#### Given exercise A:
In the text on moodiness, for how long was the boss with the author and the colleague?
#### Given exercise B:
Using the text on moodiness, state whether each statement agrees with it, answering yes or no and quoting the deciding words: (i) The colleague's boss was a woman. (ii) The colleague answered the author's questions with long, detailed replies. (iii) The colleague's good mood lasted after the boss left.
#### Given exercise C:
Return the passage of the text on moodiness word for word, starting at "Being moody becomes" and ending at "can you change?".

#### Document text:
^^^^

Because people have control over their moods, they can turn them on and off.

Here’s an example

I was working on a project with a colleague who was in a foul mood. He met my questions and suggestions with blunt one or two-word responses or grunts. He responded to my attempts to lighten his mood with drop-dead glares. The situation was tiresome, childish, and unprofessional.

At one point, his boss came into the room. She could have been his fairy godmother, due to the magical effect on my co-worker. For the ten minutes the boss was with us, he took on a whole new persona. He was lively, fun, confident — even flirty. The minute the boss left, she took his good mood with her.

The darkness returned

The black cloud came back, along with the rotten mood, one-word responses and dirty looks! If you’ve ever been around someone who’s moody, you’ve no doubt experienced something similar. That someone can interrupt a mood like that is a testament to how much control people have over their state of mind.

2. An inability to express oneself clearly and appropriately

As you saw from my example, a person can target a mood towards one or more people. This is because the moody person doesn’t communicate effectively, or doesn’t say what they wish to say, to whomever they need to say it. They don’t know how to express their emotions without blaming someone else for those feelings.

Being moody becomes a way of punishing everyone the moody person holds responsible for their feelings — plus a few others. This is a great confusion tactic, because no-one knows who is guilty of upsetting the moping being!

So if you’re a moody person, how can you change?

woman pointing at 'how to change your rotten mood'.

There are several ways:

  1. Take responsibility.

^^^^

#### Rows:
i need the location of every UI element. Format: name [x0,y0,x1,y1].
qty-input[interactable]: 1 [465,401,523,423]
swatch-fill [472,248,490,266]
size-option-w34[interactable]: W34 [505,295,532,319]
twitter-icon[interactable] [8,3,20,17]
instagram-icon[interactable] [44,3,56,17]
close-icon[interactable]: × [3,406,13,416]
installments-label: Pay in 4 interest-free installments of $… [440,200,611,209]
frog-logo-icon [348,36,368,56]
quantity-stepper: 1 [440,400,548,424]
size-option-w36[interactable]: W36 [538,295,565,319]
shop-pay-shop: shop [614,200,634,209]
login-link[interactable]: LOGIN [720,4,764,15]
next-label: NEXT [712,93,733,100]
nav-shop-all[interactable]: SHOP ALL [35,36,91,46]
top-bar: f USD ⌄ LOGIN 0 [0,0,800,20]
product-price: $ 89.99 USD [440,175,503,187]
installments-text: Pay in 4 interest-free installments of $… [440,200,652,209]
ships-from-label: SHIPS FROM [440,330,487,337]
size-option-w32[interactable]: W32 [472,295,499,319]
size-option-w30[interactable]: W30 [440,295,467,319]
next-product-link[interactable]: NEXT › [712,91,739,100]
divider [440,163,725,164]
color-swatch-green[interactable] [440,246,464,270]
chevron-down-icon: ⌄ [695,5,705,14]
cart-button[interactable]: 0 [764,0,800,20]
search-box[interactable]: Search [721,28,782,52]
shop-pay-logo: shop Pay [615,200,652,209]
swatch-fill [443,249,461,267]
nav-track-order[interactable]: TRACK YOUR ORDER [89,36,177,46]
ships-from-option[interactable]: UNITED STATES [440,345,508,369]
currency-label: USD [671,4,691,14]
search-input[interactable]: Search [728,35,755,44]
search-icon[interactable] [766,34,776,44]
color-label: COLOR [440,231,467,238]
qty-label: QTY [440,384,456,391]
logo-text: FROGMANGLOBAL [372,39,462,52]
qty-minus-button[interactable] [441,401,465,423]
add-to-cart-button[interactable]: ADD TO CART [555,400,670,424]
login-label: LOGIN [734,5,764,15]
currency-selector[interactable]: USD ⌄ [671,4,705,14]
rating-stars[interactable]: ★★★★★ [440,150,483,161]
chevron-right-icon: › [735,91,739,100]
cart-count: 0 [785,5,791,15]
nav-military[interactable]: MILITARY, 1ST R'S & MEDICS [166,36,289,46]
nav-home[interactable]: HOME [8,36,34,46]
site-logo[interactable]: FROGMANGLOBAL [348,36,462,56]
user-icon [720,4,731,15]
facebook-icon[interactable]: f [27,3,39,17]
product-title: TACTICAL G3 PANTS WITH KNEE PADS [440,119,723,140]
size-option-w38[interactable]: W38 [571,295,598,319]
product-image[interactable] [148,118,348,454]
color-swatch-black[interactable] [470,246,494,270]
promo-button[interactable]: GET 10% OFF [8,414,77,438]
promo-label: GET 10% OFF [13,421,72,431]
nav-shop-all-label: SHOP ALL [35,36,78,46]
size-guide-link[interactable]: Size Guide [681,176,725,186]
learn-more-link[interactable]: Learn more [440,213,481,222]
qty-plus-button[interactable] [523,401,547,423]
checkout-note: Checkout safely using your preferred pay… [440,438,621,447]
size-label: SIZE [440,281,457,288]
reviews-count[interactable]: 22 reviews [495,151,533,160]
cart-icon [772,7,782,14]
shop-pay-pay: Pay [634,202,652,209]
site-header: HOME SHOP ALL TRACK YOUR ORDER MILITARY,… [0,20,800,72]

^^^^

#### Correct answer A:
Ten minutes.

#### Correct answer B:
(i) Yes: "She could have been his fairy godmother, due to the magical effect on my co-worker."
(ii) No: "He met my questions and suggestions with blunt one or two-word responses or grunts."
(iii) No: "The minute the boss left, she took his good mood with her."

#### Correct answer C:
Being moody becomes a way of punishing everyone the moody person holds responsible for their feelings — plus a few others. This is a great confusion tactic, because no-one knows who is guilty of upsetting the moping being!

So if you’re a moody person, how can you change?